(Box annotation data)

- - - -

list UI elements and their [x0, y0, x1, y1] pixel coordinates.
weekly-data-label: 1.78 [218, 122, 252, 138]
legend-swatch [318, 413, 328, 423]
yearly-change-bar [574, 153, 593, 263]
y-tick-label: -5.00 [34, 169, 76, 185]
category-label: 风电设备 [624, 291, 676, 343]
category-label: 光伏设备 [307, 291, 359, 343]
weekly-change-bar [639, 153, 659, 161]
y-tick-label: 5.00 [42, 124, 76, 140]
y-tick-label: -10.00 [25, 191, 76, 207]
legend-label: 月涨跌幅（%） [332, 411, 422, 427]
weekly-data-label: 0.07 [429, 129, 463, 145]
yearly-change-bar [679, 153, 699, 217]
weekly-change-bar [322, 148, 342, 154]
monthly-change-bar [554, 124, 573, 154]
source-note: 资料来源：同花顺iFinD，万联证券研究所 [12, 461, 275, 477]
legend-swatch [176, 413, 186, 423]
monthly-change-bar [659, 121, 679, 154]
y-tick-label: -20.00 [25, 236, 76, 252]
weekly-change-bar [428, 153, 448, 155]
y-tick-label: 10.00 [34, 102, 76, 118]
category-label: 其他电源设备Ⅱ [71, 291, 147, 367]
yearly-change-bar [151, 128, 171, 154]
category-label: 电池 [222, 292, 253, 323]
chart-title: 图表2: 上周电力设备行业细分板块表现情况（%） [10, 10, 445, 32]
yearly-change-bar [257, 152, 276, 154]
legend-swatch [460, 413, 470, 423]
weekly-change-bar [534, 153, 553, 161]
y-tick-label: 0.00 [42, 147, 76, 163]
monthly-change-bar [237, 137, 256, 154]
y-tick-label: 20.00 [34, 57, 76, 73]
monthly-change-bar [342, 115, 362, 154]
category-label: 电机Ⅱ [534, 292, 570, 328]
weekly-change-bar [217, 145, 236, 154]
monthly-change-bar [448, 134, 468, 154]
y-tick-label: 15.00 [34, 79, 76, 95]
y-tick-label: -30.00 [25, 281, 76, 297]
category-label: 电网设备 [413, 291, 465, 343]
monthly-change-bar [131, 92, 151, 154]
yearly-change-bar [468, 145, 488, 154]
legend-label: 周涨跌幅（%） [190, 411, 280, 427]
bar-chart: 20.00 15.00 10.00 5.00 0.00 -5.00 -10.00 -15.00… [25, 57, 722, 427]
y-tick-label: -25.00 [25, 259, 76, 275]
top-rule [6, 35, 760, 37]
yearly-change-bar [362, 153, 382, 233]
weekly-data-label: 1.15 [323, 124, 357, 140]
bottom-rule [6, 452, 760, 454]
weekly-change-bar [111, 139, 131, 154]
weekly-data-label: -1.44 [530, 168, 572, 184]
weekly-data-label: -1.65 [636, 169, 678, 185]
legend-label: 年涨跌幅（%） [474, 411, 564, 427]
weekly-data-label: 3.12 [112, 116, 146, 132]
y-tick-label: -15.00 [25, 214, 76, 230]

- - - -

# Required task
Rewrite all the lines above, replacing every "weekly-change-bar" with "week-change-bar" and keeping everything else the same.

# Problem solution
list UI elements and their [x0, y0, x1, y1] pixel coordinates.
weekly-data-label: 1.78 [218, 122, 252, 138]
legend-swatch [318, 413, 328, 423]
yearly-change-bar [574, 153, 593, 263]
y-tick-label: -5.00 [34, 169, 76, 185]
category-label: 风电设备 [624, 291, 676, 343]
category-label: 光伏设备 [307, 291, 359, 343]
week-change-bar [639, 153, 659, 161]
y-tick-label: 5.00 [42, 124, 76, 140]
y-tick-label: -10.00 [25, 191, 76, 207]
legend-label: 月涨跌幅（%） [332, 411, 422, 427]
weekly-data-label: 0.07 [429, 129, 463, 145]
yearly-change-bar [679, 153, 699, 217]
week-change-bar [322, 148, 342, 154]
monthly-change-bar [554, 124, 573, 154]
source-note: 资料来源：同花顺iFinD，万联证券研究所 [12, 461, 275, 477]
legend-swatch [176, 413, 186, 423]
monthly-change-bar [659, 121, 679, 154]
y-tick-label: -20.00 [25, 236, 76, 252]
week-change-bar [428, 153, 448, 155]
y-tick-label: 10.00 [34, 102, 76, 118]
category-label: 其他电源设备Ⅱ [71, 291, 147, 367]
yearly-change-bar [151, 128, 171, 154]
category-label: 电池 [222, 292, 253, 323]
chart-title: 图表2: 上周电力设备行业细分板块表现情况（%） [10, 10, 445, 32]
yearly-change-bar [257, 152, 276, 154]
legend-swatch [460, 413, 470, 423]
week-change-bar [534, 153, 553, 161]
y-tick-label: 0.00 [42, 147, 76, 163]
monthly-change-bar [237, 137, 256, 154]
y-tick-label: 20.00 [34, 57, 76, 73]
monthly-change-bar [342, 115, 362, 154]
category-label: 电机Ⅱ [534, 292, 570, 328]
week-change-bar [217, 145, 236, 154]
monthly-change-bar [448, 134, 468, 154]
y-tick-label: 15.00 [34, 79, 76, 95]
y-tick-label: -30.00 [25, 281, 76, 297]
category-label: 电网设备 [413, 291, 465, 343]
monthly-change-bar [131, 92, 151, 154]
yearly-change-bar [468, 145, 488, 154]
legend-label: 周涨跌幅（%） [190, 411, 280, 427]
bar-chart: 20.00 15.00 10.00 5.00 0.00 -5.00 -10.00 -15.00… [25, 57, 722, 427]
y-tick-label: -25.00 [25, 259, 76, 275]
top-rule [6, 35, 760, 37]
yearly-change-bar [362, 153, 382, 233]
weekly-data-label: 1.15 [323, 124, 357, 140]
bottom-rule [6, 452, 760, 454]
week-change-bar [111, 139, 131, 154]
weekly-data-label: -1.44 [530, 168, 572, 184]
weekly-data-label: -1.65 [636, 169, 678, 185]
legend-label: 年涨跌幅（%） [474, 411, 564, 427]
weekly-data-label: 3.12 [112, 116, 146, 132]
y-tick-label: -15.00 [25, 214, 76, 230]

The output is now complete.